## TASK INSTRUCTIONS
Below is a set of records; print all of them exactly as written.

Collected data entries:
|---|
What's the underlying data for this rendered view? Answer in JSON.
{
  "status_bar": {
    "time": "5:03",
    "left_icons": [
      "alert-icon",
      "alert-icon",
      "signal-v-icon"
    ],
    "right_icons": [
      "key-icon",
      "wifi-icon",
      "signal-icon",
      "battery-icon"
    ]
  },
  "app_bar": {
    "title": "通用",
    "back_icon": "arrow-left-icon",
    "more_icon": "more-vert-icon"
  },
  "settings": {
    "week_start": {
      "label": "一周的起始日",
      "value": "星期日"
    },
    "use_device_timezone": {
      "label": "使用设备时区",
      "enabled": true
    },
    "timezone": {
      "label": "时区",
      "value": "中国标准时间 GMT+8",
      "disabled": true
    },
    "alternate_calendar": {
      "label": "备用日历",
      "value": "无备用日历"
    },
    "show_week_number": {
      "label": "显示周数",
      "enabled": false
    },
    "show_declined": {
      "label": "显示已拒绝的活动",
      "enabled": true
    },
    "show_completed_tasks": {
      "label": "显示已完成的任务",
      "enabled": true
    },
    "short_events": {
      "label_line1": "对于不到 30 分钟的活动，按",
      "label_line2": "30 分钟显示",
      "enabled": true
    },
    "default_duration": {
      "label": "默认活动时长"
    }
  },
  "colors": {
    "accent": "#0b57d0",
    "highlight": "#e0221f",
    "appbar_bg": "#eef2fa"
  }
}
|---|
## ANSWER TO THIS TASK
What's the underlying data for this rendered view? Answer in JSON.
{
  "status_bar": {
    "time": "5:03",
    "left_icons": [
      "alert-icon",
      "alert-icon",
      "signal-v-icon"
    ],
    "right_icons": [
      "key-icon",
      "wifi-icon",
      "signal-icon",
      "battery-icon"
    ]
  },
  "app_bar": {
    "title": "通用",
    "back_icon": "arrow-left-icon",
    "more_icon": "more-vert-icon"
  },
  "settings": {
    "week_start": {
      "label": "一周的起始日",
      "value": "星期日"
    },
    "use_device_timezone": {
      "label": "使用设备时区",
      "enabled": true
    },
    "timezone": {
      "label": "时区",
      "value": "中国标准时间 GMT+8",
      "disabled": true
    },
    "alternate_calendar": {
      "label": "备用日历",
      "value": "无备用日历"
    },
    "show_week_number": {
      "label": "显示周数",
      "enabled": false
    },
    "show_declined": {
      "label": "显示已拒绝的活动",
      "enabled": true
    },
    "show_completed_tasks": {
      "label": "显示已完成的任务",
      "enabled": true
    },
    "short_events": {
      "label_line1": "对于不到 30 分钟的活动，按",
      "label_line2": "30 分钟显示",
      "enabled": true
    },
    "default_duration": {
      "label": "默认活动时长"
    }
  },
  "colors": {
    "accent": "#0b57d0",
    "highlight": "#e0221f",
    "appbar_bg": "#eef2fa"
  }
}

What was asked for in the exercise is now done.